* [The task]
Update the data below by replacing "collapse-icon" with "toggle-icon" wherever it occurs, and leave everything else unchanged.

* [Information shown]

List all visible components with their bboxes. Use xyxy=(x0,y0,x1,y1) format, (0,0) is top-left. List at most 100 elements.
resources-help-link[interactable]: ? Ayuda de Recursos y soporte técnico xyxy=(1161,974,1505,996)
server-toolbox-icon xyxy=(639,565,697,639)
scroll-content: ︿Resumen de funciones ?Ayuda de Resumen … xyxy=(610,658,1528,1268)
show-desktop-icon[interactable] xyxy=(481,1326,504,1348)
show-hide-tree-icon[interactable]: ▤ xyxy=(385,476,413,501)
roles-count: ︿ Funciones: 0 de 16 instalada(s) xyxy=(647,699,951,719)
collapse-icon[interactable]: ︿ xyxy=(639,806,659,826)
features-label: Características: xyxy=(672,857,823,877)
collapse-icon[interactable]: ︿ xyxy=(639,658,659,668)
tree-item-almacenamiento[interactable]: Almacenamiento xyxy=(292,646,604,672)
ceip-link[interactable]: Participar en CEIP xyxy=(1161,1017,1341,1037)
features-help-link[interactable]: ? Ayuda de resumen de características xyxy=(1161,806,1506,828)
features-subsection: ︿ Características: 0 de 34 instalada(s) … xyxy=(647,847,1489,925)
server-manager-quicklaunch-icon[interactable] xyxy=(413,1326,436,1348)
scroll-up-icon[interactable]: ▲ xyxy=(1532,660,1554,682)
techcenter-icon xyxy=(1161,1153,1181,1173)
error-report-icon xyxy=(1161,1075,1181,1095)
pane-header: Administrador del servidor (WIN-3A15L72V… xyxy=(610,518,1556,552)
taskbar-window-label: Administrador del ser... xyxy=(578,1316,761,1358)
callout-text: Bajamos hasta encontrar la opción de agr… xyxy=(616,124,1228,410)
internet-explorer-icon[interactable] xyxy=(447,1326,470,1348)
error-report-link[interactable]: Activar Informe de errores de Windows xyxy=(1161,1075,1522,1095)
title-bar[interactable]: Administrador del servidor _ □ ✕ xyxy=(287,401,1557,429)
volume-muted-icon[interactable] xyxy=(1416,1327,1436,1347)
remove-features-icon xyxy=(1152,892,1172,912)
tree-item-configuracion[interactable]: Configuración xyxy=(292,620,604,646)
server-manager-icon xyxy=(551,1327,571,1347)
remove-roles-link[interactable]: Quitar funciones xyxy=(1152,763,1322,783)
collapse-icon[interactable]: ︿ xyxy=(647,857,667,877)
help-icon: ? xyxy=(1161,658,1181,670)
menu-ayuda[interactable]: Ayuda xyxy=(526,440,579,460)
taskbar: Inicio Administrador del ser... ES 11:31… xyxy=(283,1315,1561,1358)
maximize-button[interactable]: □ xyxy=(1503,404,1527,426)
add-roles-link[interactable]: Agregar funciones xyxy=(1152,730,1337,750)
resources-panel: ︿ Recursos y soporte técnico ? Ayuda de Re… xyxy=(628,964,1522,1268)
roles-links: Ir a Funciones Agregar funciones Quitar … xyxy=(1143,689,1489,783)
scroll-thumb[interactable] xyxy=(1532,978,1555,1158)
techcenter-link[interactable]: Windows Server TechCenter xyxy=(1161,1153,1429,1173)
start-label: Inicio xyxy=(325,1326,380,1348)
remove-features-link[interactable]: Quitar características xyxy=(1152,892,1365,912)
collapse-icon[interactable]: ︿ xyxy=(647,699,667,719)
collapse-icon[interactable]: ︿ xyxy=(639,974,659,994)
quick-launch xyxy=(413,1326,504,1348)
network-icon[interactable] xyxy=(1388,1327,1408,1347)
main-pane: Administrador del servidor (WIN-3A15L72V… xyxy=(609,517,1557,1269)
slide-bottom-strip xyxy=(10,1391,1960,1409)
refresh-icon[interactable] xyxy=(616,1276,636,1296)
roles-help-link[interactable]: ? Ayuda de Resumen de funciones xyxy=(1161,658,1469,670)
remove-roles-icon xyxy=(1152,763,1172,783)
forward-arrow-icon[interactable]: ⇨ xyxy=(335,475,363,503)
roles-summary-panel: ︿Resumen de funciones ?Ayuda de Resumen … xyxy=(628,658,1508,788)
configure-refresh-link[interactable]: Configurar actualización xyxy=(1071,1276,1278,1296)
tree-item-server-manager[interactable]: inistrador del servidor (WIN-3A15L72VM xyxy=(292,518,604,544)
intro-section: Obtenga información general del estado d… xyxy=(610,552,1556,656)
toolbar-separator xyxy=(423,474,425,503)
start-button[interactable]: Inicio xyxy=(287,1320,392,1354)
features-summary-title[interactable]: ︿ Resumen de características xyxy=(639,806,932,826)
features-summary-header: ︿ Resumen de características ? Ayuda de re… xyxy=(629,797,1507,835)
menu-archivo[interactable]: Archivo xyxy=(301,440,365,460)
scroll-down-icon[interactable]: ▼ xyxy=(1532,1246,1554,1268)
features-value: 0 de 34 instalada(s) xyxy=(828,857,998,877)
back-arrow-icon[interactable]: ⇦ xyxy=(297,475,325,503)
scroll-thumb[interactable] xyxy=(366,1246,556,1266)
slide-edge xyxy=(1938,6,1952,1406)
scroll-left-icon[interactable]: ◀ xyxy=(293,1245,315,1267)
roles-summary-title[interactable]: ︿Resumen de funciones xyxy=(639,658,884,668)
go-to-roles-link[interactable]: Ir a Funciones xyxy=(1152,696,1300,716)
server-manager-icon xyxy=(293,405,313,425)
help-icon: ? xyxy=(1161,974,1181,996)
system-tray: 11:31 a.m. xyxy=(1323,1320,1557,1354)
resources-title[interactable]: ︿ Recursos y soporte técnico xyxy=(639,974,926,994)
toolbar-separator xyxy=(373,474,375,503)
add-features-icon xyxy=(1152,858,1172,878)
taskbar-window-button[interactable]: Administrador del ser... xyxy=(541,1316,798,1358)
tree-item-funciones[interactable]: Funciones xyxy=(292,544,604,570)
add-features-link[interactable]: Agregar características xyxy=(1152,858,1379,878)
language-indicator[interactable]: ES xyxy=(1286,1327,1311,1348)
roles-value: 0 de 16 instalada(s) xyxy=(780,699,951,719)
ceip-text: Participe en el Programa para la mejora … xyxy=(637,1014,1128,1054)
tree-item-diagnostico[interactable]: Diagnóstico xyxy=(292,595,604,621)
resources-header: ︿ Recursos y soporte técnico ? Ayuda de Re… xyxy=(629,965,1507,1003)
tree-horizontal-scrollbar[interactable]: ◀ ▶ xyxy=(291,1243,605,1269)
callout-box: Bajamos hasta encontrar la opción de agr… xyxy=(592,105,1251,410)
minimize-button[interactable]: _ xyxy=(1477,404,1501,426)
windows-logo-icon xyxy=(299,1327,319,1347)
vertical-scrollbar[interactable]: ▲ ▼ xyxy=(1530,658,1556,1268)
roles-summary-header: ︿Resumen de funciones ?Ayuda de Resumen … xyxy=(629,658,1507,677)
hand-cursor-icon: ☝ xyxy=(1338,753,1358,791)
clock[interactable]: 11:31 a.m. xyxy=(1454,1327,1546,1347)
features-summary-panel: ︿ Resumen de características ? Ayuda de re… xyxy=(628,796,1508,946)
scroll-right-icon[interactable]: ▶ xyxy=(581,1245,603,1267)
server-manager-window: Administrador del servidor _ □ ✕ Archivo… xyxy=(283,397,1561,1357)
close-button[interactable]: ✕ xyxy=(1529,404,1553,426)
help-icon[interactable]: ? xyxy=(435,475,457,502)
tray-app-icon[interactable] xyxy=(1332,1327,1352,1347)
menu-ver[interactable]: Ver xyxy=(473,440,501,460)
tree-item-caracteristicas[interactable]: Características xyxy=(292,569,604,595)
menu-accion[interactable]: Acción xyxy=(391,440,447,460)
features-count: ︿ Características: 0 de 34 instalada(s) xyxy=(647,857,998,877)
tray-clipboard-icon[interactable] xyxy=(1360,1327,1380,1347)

* [Task output]
List all visible components with their bboxes. Use xyxy=(x0,y0,x1,y1) format, (0,0) is top-left. List at most 100 elements.
resources-help-link[interactable]: ? Ayuda de Recursos y soporte técnico xyxy=(1161,974,1505,996)
server-toolbox-icon xyxy=(639,565,697,639)
scroll-content: ︿Resumen de funciones ?Ayuda de Resumen … xyxy=(610,658,1528,1268)
show-desktop-icon[interactable] xyxy=(481,1326,504,1348)
show-hide-tree-icon[interactable]: ▤ xyxy=(385,476,413,501)
roles-count: ︿ Funciones: 0 de 16 instalada(s) xyxy=(647,699,951,719)
toggle-icon[interactable]: ︿ xyxy=(639,806,659,826)
features-label: Características: xyxy=(672,857,823,877)
toggle-icon[interactable]: ︿ xyxy=(639,658,659,668)
tree-item-almacenamiento[interactable]: Almacenamiento xyxy=(292,646,604,672)
ceip-link[interactable]: Participar en CEIP xyxy=(1161,1017,1341,1037)
features-help-link[interactable]: ? Ayuda de resumen de características xyxy=(1161,806,1506,828)
features-subsection: ︿ Características: 0 de 34 instalada(s) … xyxy=(647,847,1489,925)
server-manager-quicklaunch-icon[interactable] xyxy=(413,1326,436,1348)
scroll-up-icon[interactable]: ▲ xyxy=(1532,660,1554,682)
techcenter-icon xyxy=(1161,1153,1181,1173)
error-report-icon xyxy=(1161,1075,1181,1095)
pane-header: Administrador del servidor (WIN-3A15L72V… xyxy=(610,518,1556,552)
taskbar-window-label: Administrador del ser... xyxy=(578,1316,761,1358)
callout-text: Bajamos hasta encontrar la opción de agr… xyxy=(616,124,1228,410)
internet-explorer-icon[interactable] xyxy=(447,1326,470,1348)
error-report-link[interactable]: Activar Informe de errores de Windows xyxy=(1161,1075,1522,1095)
title-bar[interactable]: Administrador del servidor _ □ ✕ xyxy=(287,401,1557,429)
volume-muted-icon[interactable] xyxy=(1416,1327,1436,1347)
remove-features-icon xyxy=(1152,892,1172,912)
tree-item-configuracion[interactable]: Configuración xyxy=(292,620,604,646)
server-manager-icon xyxy=(551,1327,571,1347)
remove-roles-link[interactable]: Quitar funciones xyxy=(1152,763,1322,783)
toggle-icon[interactable]: ︿ xyxy=(647,857,667,877)
help-icon: ? xyxy=(1161,658,1181,670)
menu-ayuda[interactable]: Ayuda xyxy=(526,440,579,460)
taskbar: Inicio Administrador del ser... ES 11:31… xyxy=(283,1315,1561,1358)
maximize-button[interactable]: □ xyxy=(1503,404,1527,426)
add-roles-link[interactable]: Agregar funciones xyxy=(1152,730,1337,750)
resources-panel: ︿ Recursos y soporte técnico ? Ayuda de Re… xyxy=(628,964,1522,1268)
roles-links: Ir a Funciones Agregar funciones Quitar … xyxy=(1143,689,1489,783)
scroll-thumb[interactable] xyxy=(1532,978,1555,1158)
techcenter-link[interactable]: Windows Server TechCenter xyxy=(1161,1153,1429,1173)
start-label: Inicio xyxy=(325,1326,380,1348)
remove-features-link[interactable]: Quitar características xyxy=(1152,892,1365,912)
toggle-icon[interactable]: ︿ xyxy=(647,699,667,719)
toggle-icon[interactable]: ︿ xyxy=(639,974,659,994)
quick-launch xyxy=(413,1326,504,1348)
network-icon[interactable] xyxy=(1388,1327,1408,1347)
main-pane: Administrador del servidor (WIN-3A15L72V… xyxy=(609,517,1557,1269)
slide-bottom-strip xyxy=(10,1391,1960,1409)
refresh-icon[interactable] xyxy=(616,1276,636,1296)
roles-help-link[interactable]: ? Ayuda de Resumen de funciones xyxy=(1161,658,1469,670)
remove-roles-icon xyxy=(1152,763,1172,783)
forward-arrow-icon[interactable]: ⇨ xyxy=(335,475,363,503)
roles-summary-panel: ︿Resumen de funciones ?Ayuda de Resumen … xyxy=(628,658,1508,788)
configure-refresh-link[interactable]: Configurar actualización xyxy=(1071,1276,1278,1296)
tree-item-server-manager[interactable]: inistrador del servidor (WIN-3A15L72VM xyxy=(292,518,604,544)
intro-section: Obtenga información general del estado d… xyxy=(610,552,1556,656)
toolbar-separator xyxy=(423,474,425,503)
start-button[interactable]: Inicio xyxy=(287,1320,392,1354)
features-summary-title[interactable]: ︿ Resumen de características xyxy=(639,806,932,826)
features-summary-header: ︿ Resumen de características ? Ayuda de re… xyxy=(629,797,1507,835)
menu-archivo[interactable]: Archivo xyxy=(301,440,365,460)
scroll-down-icon[interactable]: ▼ xyxy=(1532,1246,1554,1268)
features-value: 0 de 34 instalada(s) xyxy=(828,857,998,877)
back-arrow-icon[interactable]: ⇦ xyxy=(297,475,325,503)
scroll-thumb[interactable] xyxy=(366,1246,556,1266)
slide-edge xyxy=(1938,6,1952,1406)
scroll-left-icon[interactable]: ◀ xyxy=(293,1245,315,1267)
roles-summary-title[interactable]: ︿Resumen de funciones xyxy=(639,658,884,668)
go-to-roles-link[interactable]: Ir a Funciones xyxy=(1152,696,1300,716)
server-manager-icon xyxy=(293,405,313,425)
help-icon: ? xyxy=(1161,974,1181,996)
system-tray: 11:31 a.m. xyxy=(1323,1320,1557,1354)
resources-title[interactable]: ︿ Recursos y soporte técnico xyxy=(639,974,926,994)
toolbar-separator xyxy=(373,474,375,503)
add-features-icon xyxy=(1152,858,1172,878)
taskbar-window-button[interactable]: Administrador del ser... xyxy=(541,1316,798,1358)
tree-item-funciones[interactable]: Funciones xyxy=(292,544,604,570)
add-features-link[interactable]: Agregar características xyxy=(1152,858,1379,878)
language-indicator[interactable]: ES xyxy=(1286,1327,1311,1348)
roles-value: 0 de 16 instalada(s) xyxy=(780,699,951,719)
ceip-text: Participe en el Programa para la mejora … xyxy=(637,1014,1128,1054)
tree-item-diagnostico[interactable]: Diagnóstico xyxy=(292,595,604,621)
resources-header: ︿ Recursos y soporte técnico ? Ayuda de Re… xyxy=(629,965,1507,1003)
tree-horizontal-scrollbar[interactable]: ◀ ▶ xyxy=(291,1243,605,1269)
callout-box: Bajamos hasta encontrar la opción de agr… xyxy=(592,105,1251,410)
minimize-button[interactable]: _ xyxy=(1477,404,1501,426)
windows-logo-icon xyxy=(299,1327,319,1347)
vertical-scrollbar[interactable]: ▲ ▼ xyxy=(1530,658,1556,1268)
roles-summary-header: ︿Resumen de funciones ?Ayuda de Resumen … xyxy=(629,658,1507,677)
hand-cursor-icon: ☝ xyxy=(1338,753,1358,791)
clock[interactable]: 11:31 a.m. xyxy=(1454,1327,1546,1347)
features-summary-panel: ︿ Resumen de características ? Ayuda de re… xyxy=(628,796,1508,946)
scroll-right-icon[interactable]: ▶ xyxy=(581,1245,603,1267)
server-manager-window: Administrador del servidor _ □ ✕ Archivo… xyxy=(283,397,1561,1357)
close-button[interactable]: ✕ xyxy=(1529,404,1553,426)
help-icon[interactable]: ? xyxy=(435,475,457,502)
tray-app-icon[interactable] xyxy=(1332,1327,1352,1347)
menu-ver[interactable]: Ver xyxy=(473,440,501,460)
tree-item-caracteristicas[interactable]: Características xyxy=(292,569,604,595)
menu-accion[interactable]: Acción xyxy=(391,440,447,460)
features-count: ︿ Características: 0 de 34 instalada(s) xyxy=(647,857,998,877)
tray-clipboard-icon[interactable] xyxy=(1360,1327,1380,1347)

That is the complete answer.